Whenever a line below holds the word "Super", copy that line.

Excerpted records.
╭──

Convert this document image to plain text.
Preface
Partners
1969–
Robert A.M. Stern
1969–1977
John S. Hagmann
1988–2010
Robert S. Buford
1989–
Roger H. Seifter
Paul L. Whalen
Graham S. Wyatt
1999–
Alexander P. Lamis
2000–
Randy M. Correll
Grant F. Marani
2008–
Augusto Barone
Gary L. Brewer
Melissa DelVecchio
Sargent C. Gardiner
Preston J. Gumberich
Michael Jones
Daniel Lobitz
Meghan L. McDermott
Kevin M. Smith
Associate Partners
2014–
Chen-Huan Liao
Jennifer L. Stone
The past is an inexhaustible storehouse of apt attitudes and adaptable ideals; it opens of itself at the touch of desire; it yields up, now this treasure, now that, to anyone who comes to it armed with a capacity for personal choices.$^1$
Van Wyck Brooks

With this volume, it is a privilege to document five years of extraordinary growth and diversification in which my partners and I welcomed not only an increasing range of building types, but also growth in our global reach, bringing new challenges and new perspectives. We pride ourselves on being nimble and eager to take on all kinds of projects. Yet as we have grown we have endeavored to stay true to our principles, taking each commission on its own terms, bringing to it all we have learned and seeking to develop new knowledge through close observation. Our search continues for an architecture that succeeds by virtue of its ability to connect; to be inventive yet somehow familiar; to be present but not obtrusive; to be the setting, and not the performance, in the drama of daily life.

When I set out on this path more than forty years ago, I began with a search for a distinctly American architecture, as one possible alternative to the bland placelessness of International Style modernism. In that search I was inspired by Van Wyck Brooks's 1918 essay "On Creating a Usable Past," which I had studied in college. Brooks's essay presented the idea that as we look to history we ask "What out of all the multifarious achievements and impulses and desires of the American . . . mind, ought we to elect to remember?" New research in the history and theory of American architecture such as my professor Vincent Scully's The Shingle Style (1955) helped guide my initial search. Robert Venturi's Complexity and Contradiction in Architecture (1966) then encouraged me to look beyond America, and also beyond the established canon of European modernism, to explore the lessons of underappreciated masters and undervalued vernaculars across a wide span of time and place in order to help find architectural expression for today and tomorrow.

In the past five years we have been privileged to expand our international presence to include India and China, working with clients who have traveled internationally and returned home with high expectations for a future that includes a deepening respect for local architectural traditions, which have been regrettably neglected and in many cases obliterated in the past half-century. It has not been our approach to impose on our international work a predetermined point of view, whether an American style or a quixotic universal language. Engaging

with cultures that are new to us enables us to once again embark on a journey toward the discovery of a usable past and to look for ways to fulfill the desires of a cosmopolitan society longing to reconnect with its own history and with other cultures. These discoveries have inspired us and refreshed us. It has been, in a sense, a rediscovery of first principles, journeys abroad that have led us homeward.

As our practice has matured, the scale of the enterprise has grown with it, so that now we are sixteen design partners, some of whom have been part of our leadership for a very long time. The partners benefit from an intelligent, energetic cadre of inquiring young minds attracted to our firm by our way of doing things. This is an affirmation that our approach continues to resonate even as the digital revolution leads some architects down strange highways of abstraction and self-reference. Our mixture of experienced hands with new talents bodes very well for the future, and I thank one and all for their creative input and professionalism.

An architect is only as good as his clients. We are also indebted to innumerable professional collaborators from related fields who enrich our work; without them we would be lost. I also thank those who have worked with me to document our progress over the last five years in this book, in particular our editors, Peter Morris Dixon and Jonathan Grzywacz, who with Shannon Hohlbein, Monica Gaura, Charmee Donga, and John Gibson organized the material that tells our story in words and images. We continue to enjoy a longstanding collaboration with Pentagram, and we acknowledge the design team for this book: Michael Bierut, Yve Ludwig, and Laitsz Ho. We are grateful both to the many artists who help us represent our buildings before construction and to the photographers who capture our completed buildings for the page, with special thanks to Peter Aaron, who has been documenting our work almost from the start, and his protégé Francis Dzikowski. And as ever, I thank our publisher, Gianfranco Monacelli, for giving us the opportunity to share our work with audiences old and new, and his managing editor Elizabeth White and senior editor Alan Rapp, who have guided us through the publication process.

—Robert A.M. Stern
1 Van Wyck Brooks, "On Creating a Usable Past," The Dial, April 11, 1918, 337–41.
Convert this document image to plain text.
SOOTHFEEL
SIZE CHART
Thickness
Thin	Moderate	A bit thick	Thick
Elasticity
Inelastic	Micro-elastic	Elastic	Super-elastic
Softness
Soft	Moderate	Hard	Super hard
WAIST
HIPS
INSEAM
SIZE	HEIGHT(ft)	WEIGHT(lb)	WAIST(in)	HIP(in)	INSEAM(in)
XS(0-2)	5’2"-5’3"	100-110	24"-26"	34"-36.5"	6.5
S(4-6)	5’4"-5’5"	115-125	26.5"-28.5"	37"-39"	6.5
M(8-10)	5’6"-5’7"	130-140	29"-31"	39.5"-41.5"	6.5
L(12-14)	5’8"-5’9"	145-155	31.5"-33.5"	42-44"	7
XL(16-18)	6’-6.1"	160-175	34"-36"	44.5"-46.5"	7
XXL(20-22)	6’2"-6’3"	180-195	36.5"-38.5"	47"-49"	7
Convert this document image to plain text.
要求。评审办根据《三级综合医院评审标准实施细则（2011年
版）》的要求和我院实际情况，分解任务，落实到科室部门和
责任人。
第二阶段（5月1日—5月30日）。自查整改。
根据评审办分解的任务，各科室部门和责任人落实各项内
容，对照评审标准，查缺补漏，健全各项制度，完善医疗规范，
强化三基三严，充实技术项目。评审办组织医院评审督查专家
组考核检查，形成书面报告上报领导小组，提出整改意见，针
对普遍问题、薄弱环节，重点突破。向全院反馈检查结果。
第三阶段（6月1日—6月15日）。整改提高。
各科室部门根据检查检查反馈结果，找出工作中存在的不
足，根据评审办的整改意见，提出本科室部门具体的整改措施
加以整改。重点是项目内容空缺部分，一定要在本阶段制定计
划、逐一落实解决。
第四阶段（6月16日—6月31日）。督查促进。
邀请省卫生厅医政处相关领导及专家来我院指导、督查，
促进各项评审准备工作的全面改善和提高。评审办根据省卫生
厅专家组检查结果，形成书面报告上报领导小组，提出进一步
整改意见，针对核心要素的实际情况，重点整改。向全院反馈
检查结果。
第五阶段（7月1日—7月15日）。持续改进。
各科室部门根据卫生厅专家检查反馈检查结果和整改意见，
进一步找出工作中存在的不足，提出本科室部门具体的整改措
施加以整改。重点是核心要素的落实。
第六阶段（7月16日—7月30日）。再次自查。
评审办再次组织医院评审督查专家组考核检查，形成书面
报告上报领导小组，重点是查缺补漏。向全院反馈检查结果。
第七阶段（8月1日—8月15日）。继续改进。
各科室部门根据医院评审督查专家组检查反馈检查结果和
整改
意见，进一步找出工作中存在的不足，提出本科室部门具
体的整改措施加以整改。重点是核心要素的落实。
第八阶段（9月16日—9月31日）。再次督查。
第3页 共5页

╰──

Task result.
Inelastic	Micro-elastic	Elastic	Super-elastic
Soft	Moderate	Hard	Super hard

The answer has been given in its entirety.